(Stored entries)
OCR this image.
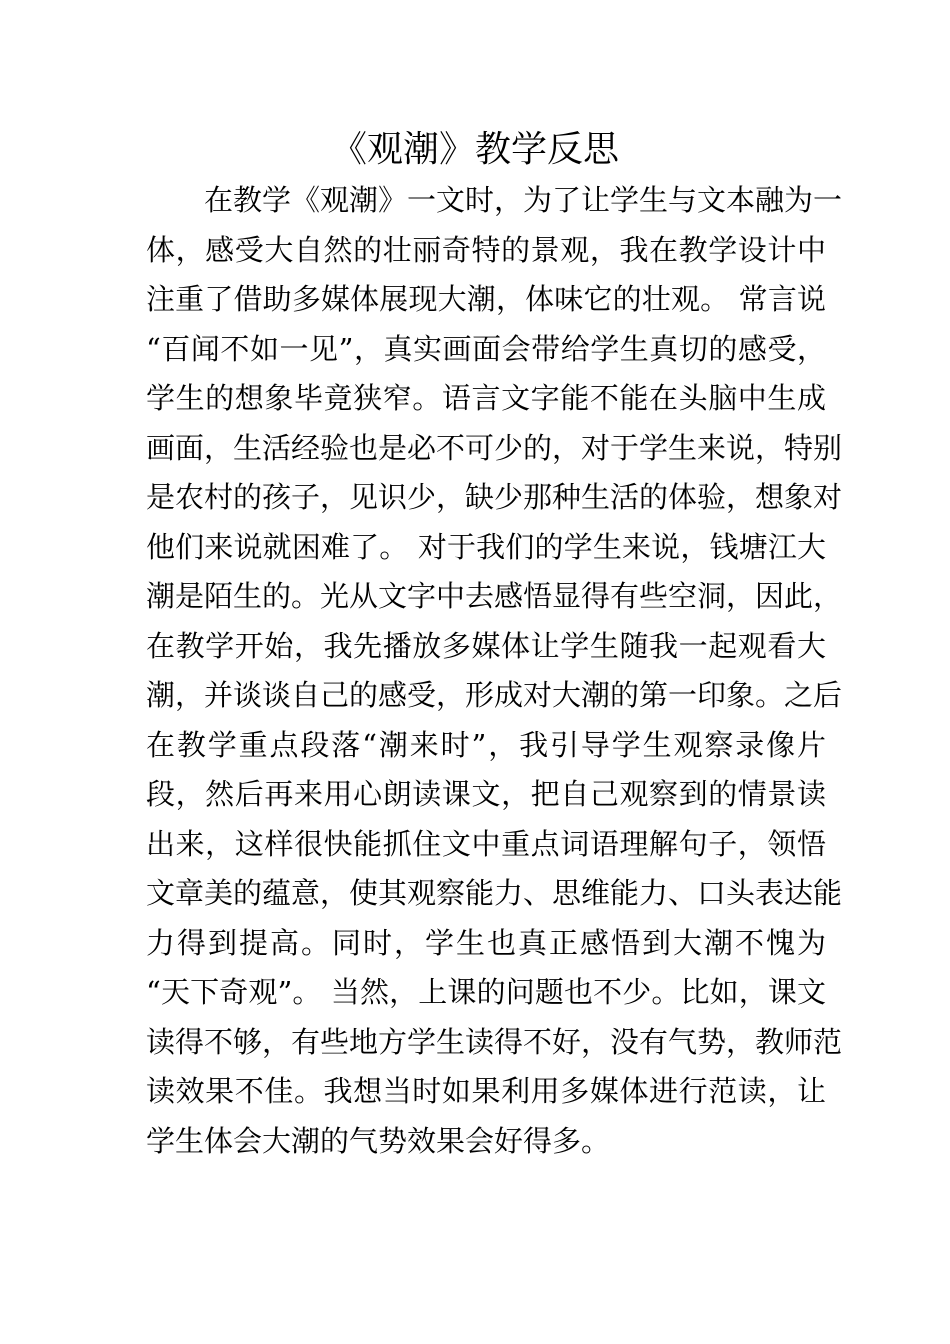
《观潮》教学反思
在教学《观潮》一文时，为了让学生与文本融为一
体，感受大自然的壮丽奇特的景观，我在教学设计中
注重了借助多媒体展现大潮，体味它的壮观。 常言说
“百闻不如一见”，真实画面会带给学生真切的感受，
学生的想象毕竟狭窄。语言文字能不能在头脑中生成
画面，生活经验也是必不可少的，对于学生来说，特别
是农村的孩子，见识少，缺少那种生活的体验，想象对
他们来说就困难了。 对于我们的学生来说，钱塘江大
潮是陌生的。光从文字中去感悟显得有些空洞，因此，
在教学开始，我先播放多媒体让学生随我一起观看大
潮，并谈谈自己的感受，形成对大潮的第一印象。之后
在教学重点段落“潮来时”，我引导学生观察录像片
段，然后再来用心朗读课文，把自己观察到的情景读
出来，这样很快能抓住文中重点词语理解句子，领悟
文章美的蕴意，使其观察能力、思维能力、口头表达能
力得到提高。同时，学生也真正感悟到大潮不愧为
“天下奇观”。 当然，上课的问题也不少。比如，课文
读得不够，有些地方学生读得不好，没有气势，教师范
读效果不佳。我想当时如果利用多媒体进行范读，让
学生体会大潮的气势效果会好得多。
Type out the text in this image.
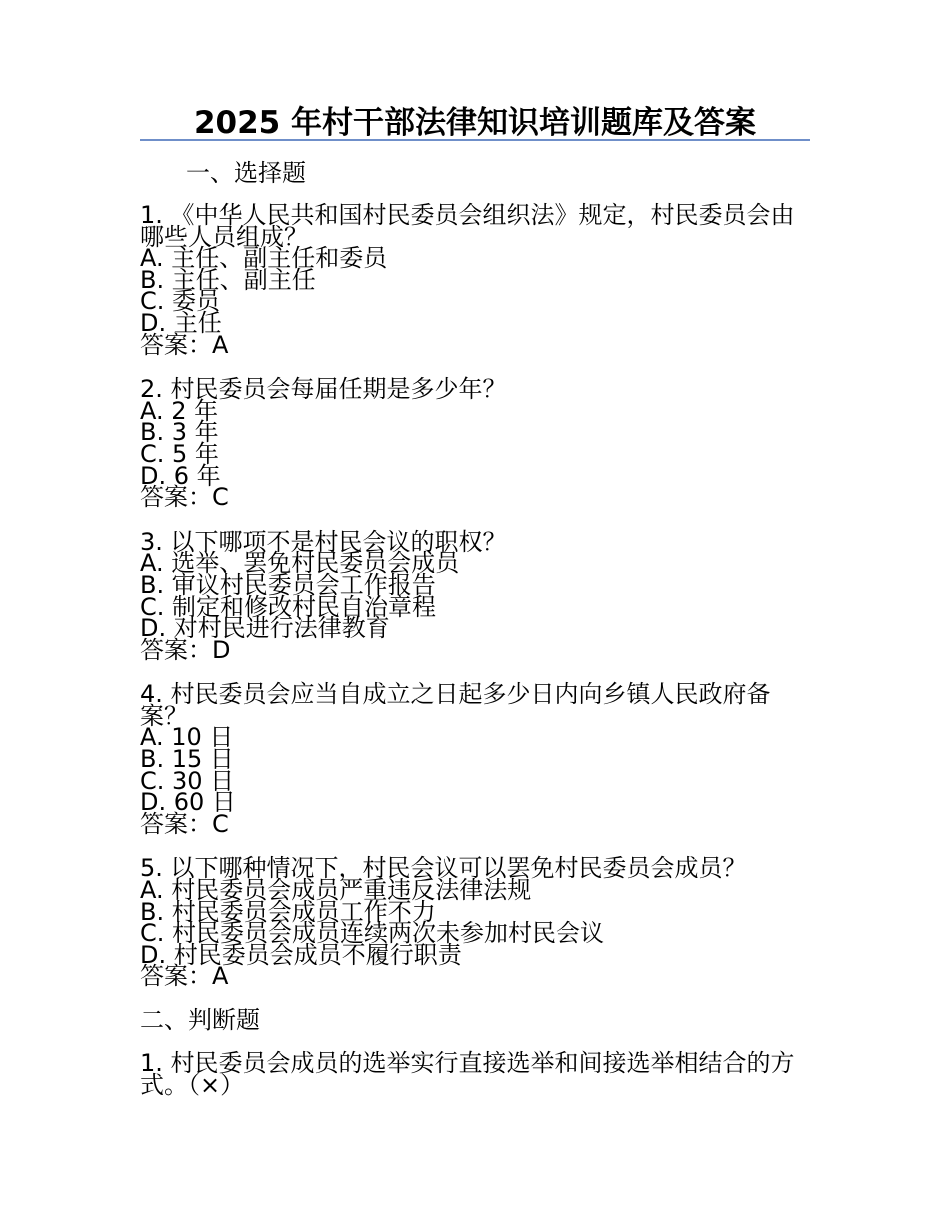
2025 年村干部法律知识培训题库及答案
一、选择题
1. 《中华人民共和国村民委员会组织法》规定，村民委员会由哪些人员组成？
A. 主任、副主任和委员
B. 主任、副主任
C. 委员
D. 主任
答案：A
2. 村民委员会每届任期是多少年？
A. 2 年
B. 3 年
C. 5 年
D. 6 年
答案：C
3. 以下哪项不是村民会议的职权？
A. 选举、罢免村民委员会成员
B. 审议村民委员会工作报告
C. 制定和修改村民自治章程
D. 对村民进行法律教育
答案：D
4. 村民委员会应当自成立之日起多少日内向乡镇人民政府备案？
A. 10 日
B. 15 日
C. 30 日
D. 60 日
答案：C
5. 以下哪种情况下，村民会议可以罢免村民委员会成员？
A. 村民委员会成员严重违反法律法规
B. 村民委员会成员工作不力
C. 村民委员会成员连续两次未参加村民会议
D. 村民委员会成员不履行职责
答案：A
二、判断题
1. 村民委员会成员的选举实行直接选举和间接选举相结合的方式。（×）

---

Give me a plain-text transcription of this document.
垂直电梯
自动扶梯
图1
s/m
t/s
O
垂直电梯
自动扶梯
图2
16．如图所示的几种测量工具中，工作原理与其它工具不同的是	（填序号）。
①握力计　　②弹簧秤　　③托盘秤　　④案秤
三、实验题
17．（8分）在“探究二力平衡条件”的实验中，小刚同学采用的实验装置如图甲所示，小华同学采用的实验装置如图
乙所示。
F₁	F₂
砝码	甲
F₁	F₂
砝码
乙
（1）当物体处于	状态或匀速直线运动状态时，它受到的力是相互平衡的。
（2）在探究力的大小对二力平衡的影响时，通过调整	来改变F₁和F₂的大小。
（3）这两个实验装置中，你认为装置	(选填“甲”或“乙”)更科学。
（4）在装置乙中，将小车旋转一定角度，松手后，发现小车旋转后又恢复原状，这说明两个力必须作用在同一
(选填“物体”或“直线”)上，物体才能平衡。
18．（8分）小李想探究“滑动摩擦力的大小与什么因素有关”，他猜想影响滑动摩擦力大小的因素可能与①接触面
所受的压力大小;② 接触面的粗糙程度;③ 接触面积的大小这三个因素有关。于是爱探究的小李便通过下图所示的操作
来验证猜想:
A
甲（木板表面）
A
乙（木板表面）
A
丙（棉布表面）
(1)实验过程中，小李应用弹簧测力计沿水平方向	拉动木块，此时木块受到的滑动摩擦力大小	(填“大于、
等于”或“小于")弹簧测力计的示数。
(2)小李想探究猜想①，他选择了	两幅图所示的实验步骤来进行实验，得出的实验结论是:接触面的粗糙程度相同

> _TASK REQUIREMENTS_
Copy each line of the listing that contains the string "image".

> _ANSWER TO THE EXERCISE_
OCR this image.
Type out the text in this image.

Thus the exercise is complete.